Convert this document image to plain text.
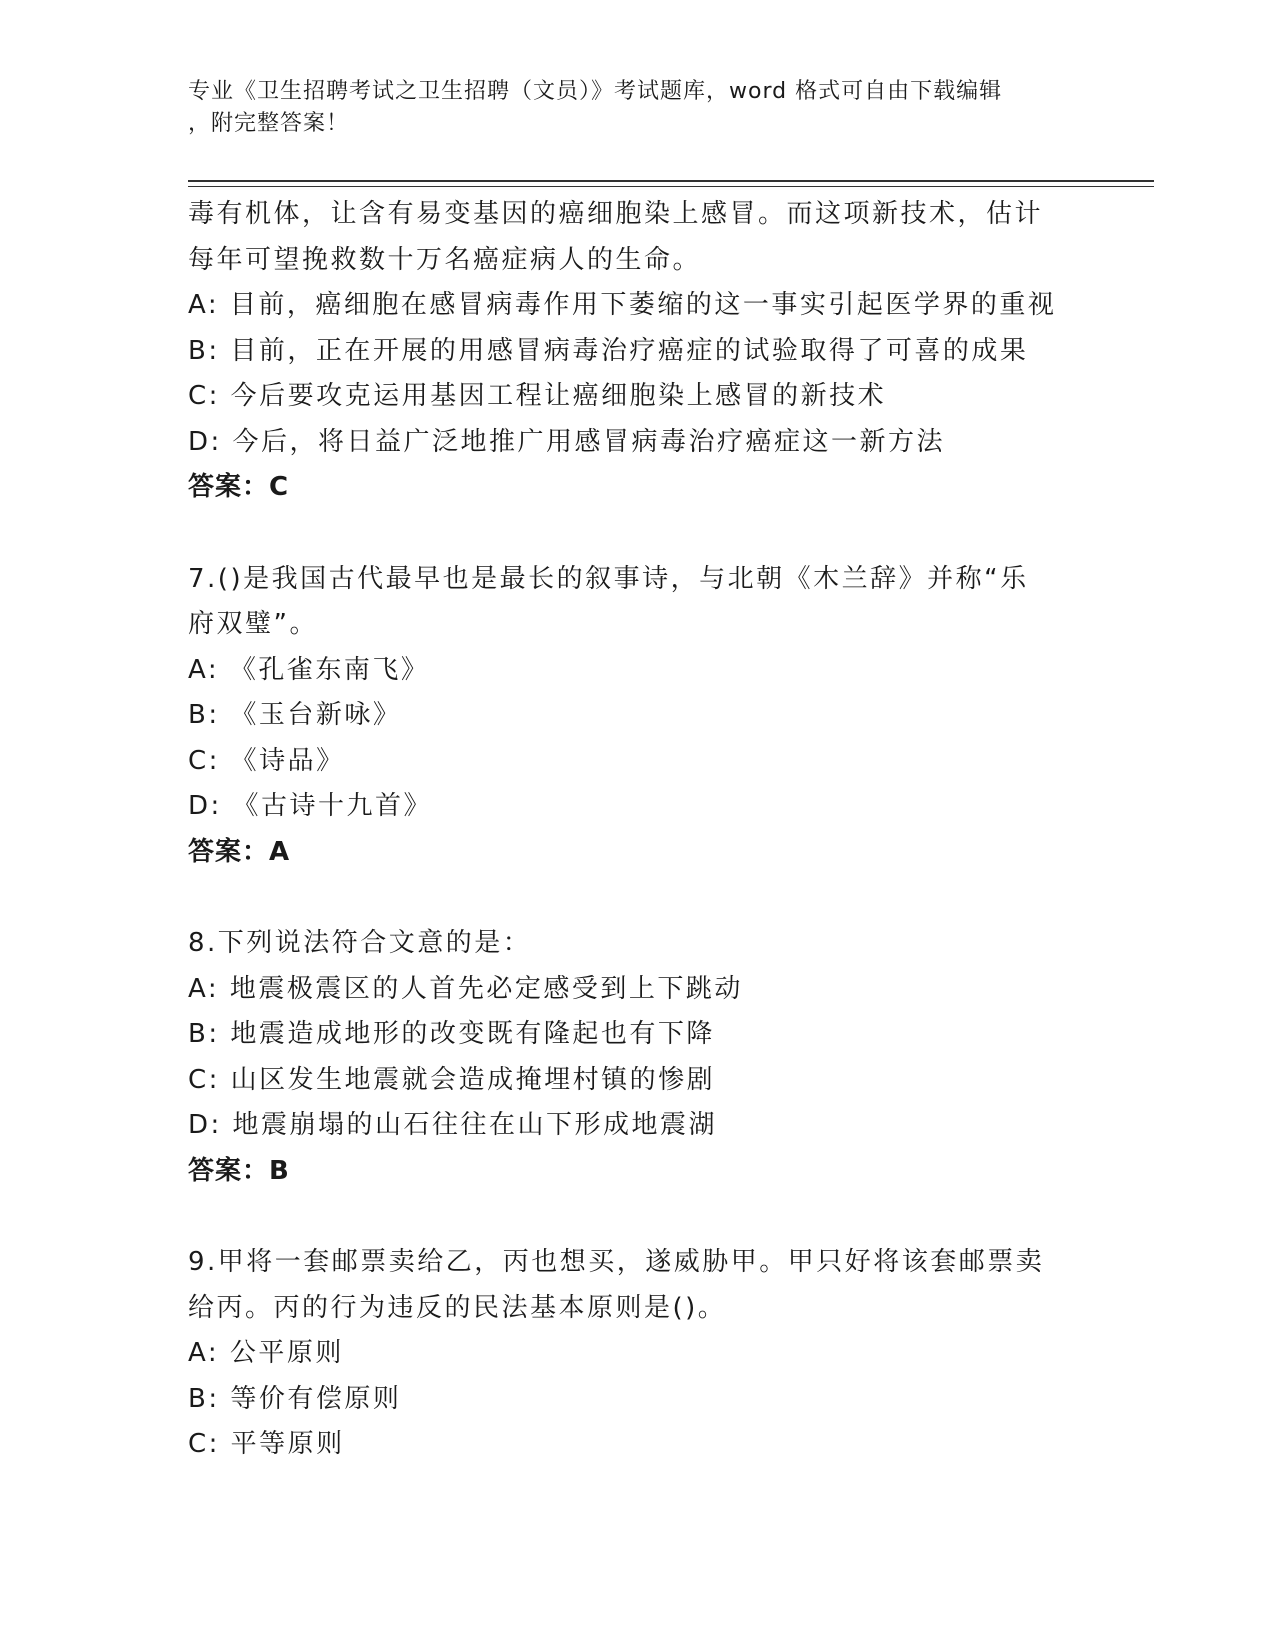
专业《卫生招聘考试之卫生招聘（文员）》考试题库，word 格式可自由下载编辑
，附完整答案！
毒有机体，让含有易变基因的癌细胞染上感冒。而这项新技术，估计
每年可望挽救数十万名癌症病人的生命。
A: 目前，癌细胞在感冒病毒作用下萎缩的这一事实引起医学界的重视
B: 目前，正在开展的用感冒病毒治疗癌症的试验取得了可喜的成果
C: 今后要攻克运用基因工程让癌细胞染上感冒的新技术
D: 今后，将日益广泛地推广用感冒病毒治疗癌症这一新方法
答案：C
7.()是我国古代最早也是最长的叙事诗，与北朝《木兰辞》并称“乐
府双璧”。
A: 《孔雀东南飞》
B: 《玉台新咏》
C: 《诗品》
D: 《古诗十九首》
答案：A
8.下列说法符合文意的是：
A: 地震极震区的人首先必定感受到上下跳动
B: 地震造成地形的改变既有隆起也有下降
C: 山区发生地震就会造成掩埋村镇的惨剧
D: 地震崩塌的山石往往在山下形成地震湖
答案：B
9.甲将一套邮票卖给乙，丙也想买，遂威胁甲。甲只好将该套邮票卖
给丙。丙的行为违反的民法基本原则是()。
A: 公平原则
B: 等价有偿原则
C: 平等原则
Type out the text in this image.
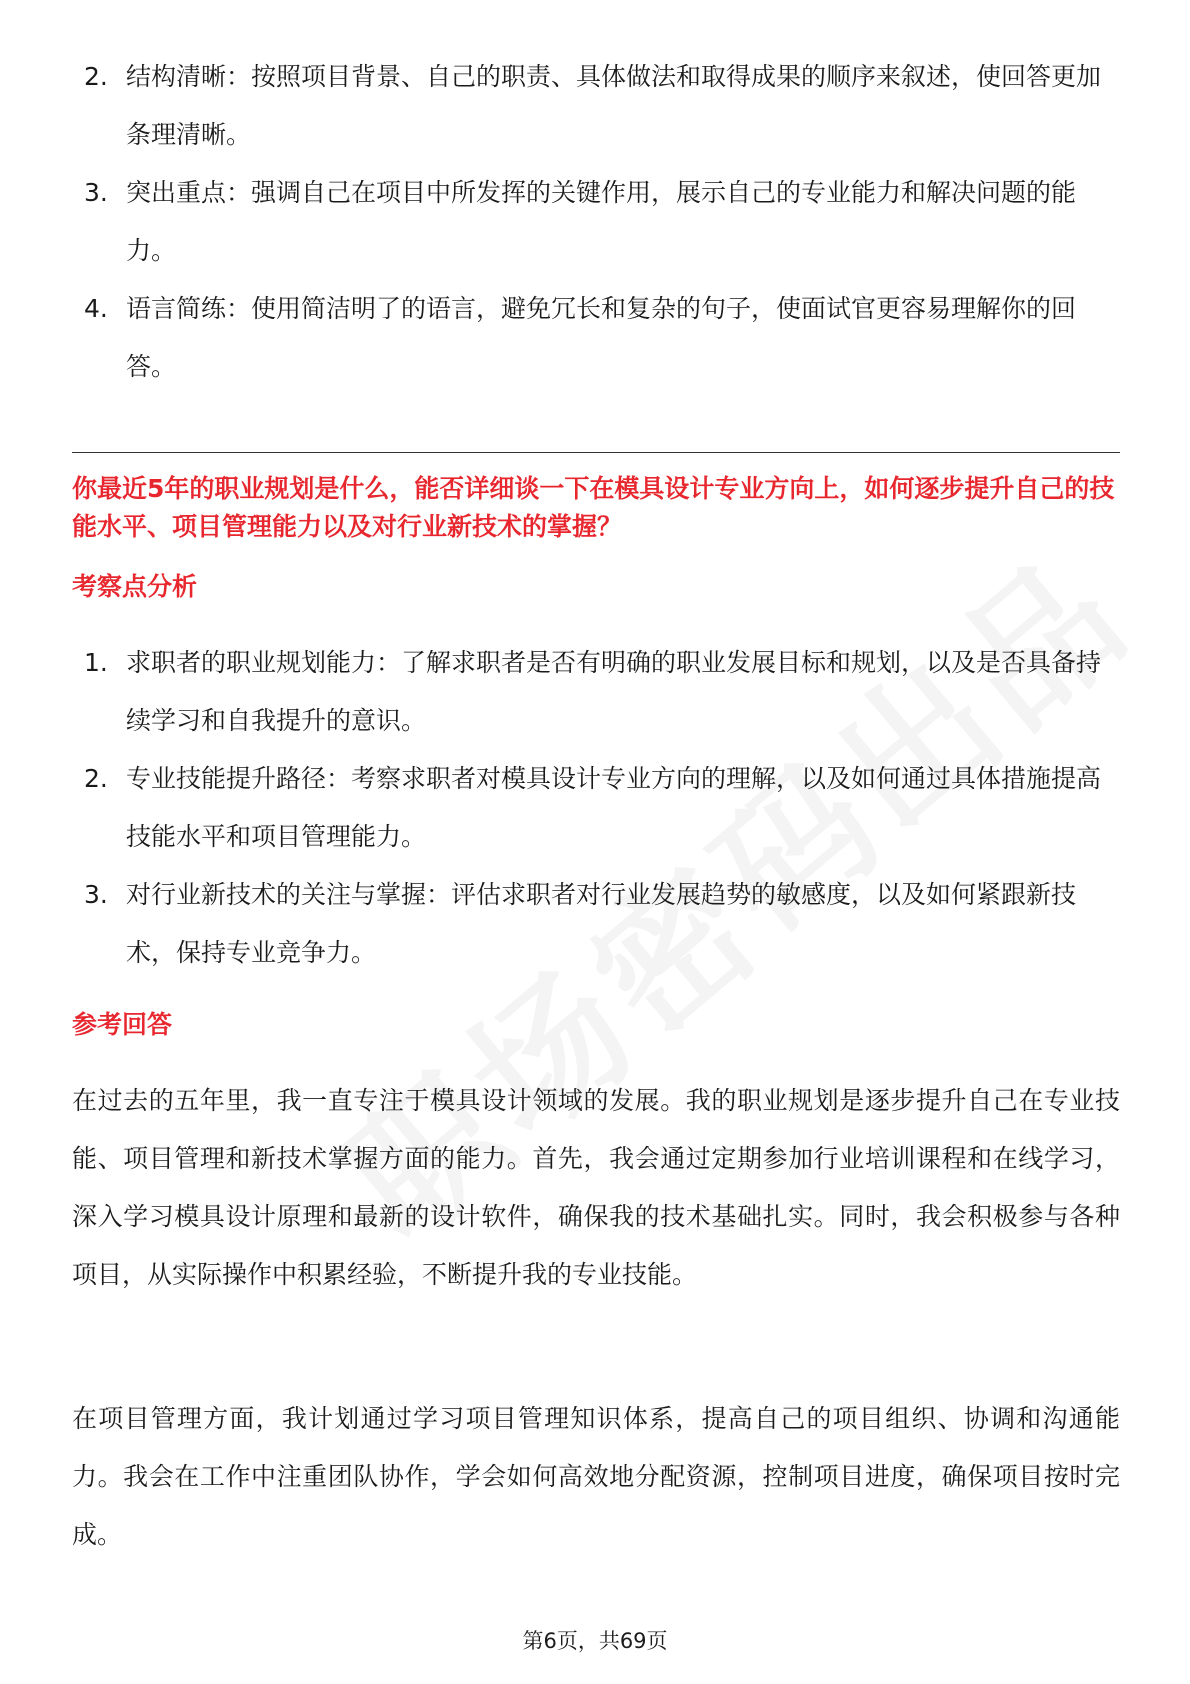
2. 结构清晰：按照项目背景、自己的职责、具体做法和取得成果的顺序来叙述，使回答更加条理清晰。
3. 突出重点：强调自己在项目中所发挥的关键作用，展示自己的专业能力和解决问题的能力。
4. 语言简练：使用简洁明了的语言，避免冗长和复杂的句子，使面试官更容易理解你的回答。
你最近5年的职业规划是什么，能否详细谈一下在模具设计专业方向上，如何逐步提升自己的技能水平、项目管理能力以及对行业新技术的掌握？
考察点分析
1. 求职者的职业规划能力：了解求职者是否有明确的职业发展目标和规划，以及是否具备持续学习和自我提升的意识。
2. 专业技能提升路径：考察求职者对模具设计专业方向的理解，以及如何通过具体措施提高技能水平和项目管理能力。
3. 对行业新技术的关注与掌握：评估求职者对行业发展趋势的敏感度，以及如何紧跟新技术，保持专业竞争力。
参考回答
在过去的五年里，我一直专注于模具设计领域的发展。我的职业规划是逐步提升自己在专业技能、项目管理和新技术掌握方面的能力。首先，我会通过定期参加行业培训课程和在线学习，深入学习模具设计原理和最新的设计软件，确保我的技术基础扎实。同时，我会积极参与各种项目，从实际操作中积累经验，不断提升我的专业技能。
在项目管理方面，我计划通过学习项目管理知识体系，提高自己的项目组织、协调和沟通能力。我会在工作中注重团队协作，学会如何高效地分配资源，控制项目进度，确保项目按时完成。
第6页，共69页
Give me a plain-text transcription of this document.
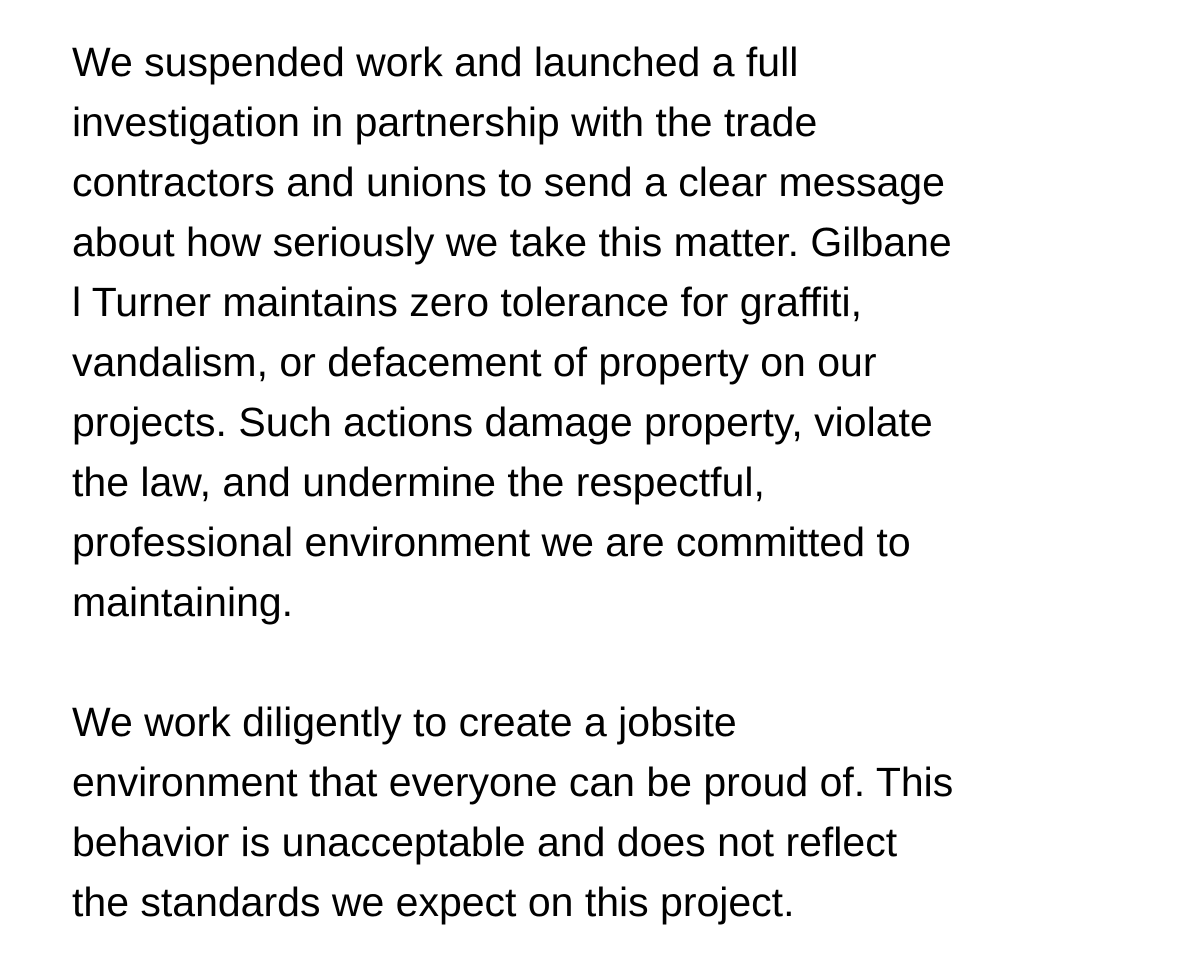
We suspended work and launched a full
investigation in partnership with the trade
contractors and unions to send a clear message
about how seriously we take this matter. Gilbane
l Turner maintains zero tolerance for graffiti,
vandalism, or defacement of property on our
projects. Such actions damage property, violate
the law, and undermine the respectful,
professional environment we are committed to
maintaining.
We work diligently to create a jobsite
environment that everyone can be proud of. This
behavior is unacceptable and does not reflect
the standards we expect on this project.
_ _ _
» **What you should do**
Pictures stay out of the copy; please restate every record above exactly.

» **Task result**
Convert this document image to plain text.
专业《卫生招聘考试之卫生招聘（文员）》考试题库，word 格式可自由下载编辑
，附完整答案！
毒有机体，让含有易变基因的癌细胞染上感冒。而这项新技术，估计
每年可望挽救数十万名癌症病人的生命。
A: 目前，癌细胞在感冒病毒作用下萎缩的这一事实引起医学界的重视
B: 目前，正在开展的用感冒病毒治疗癌症的试验取得了可喜的成果
C: 今后要攻克运用基因工程让癌细胞染上感冒的新技术
D: 今后，将日益广泛地推广用感冒病毒治疗癌症这一新方法
答案：C
7.()是我国古代最早也是最长的叙事诗，与北朝《木兰辞》并称“乐
府双璧”。
A: 《孔雀东南飞》
B: 《玉台新咏》
C: 《诗品》
D: 《古诗十九首》
答案：A
8.下列说法符合文意的是：
A: 地震极震区的人首先必定感受到上下跳动
B: 地震造成地形的改变既有隆起也有下降
C: 山区发生地震就会造成掩埋村镇的惨剧
D: 地震崩塌的山石往往在山下形成地震湖
答案：B
9.甲将一套邮票卖给乙，丙也想买，遂威胁甲。甲只好将该套邮票卖
给丙。丙的行为违反的民法基本原则是()。
A: 公平原则
B: 等价有偿原则
C: 平等原则
Type out the text in this image.
2. 结构清晰：按照项目背景、自己的职责、具体做法和取得成果的顺序来叙述，使回答更加条理清晰。
3. 突出重点：强调自己在项目中所发挥的关键作用，展示自己的专业能力和解决问题的能力。
4. 语言简练：使用简洁明了的语言，避免冗长和复杂的句子，使面试官更容易理解你的回答。
你最近5年的职业规划是什么，能否详细谈一下在模具设计专业方向上，如何逐步提升自己的技能水平、项目管理能力以及对行业新技术的掌握？
考察点分析
1. 求职者的职业规划能力：了解求职者是否有明确的职业发展目标和规划，以及是否具备持续学习和自我提升的意识。
2. 专业技能提升路径：考察求职者对模具设计专业方向的理解，以及如何通过具体措施提高技能水平和项目管理能力。
3. 对行业新技术的关注与掌握：评估求职者对行业发展趋势的敏感度，以及如何紧跟新技术，保持专业竞争力。
参考回答
在过去的五年里，我一直专注于模具设计领域的发展。我的职业规划是逐步提升自己在专业技能、项目管理和新技术掌握方面的能力。首先，我会通过定期参加行业培训课程和在线学习，深入学习模具设计原理和最新的设计软件，确保我的技术基础扎实。同时，我会积极参与各种项目，从实际操作中积累经验，不断提升我的专业技能。
在项目管理方面，我计划通过学习项目管理知识体系，提高自己的项目组织、协调和沟通能力。我会在工作中注重团队协作，学会如何高效地分配资源，控制项目进度，确保项目按时完成。
第6页，共69页
Give me a plain-text transcription of this document.
We suspended work and launched a full
investigation in partnership with the trade
contractors and unions to send a clear message
about how seriously we take this matter. Gilbane
l Turner maintains zero tolerance for graffiti,
vandalism, or defacement of property on our
projects. Such actions damage property, violate
the law, and undermine the respectful,
professional environment we are committed to
maintaining.
We work diligently to create a jobsite
environment that everyone can be proud of. This
behavior is unacceptable and does not reflect
the standards we expect on this project.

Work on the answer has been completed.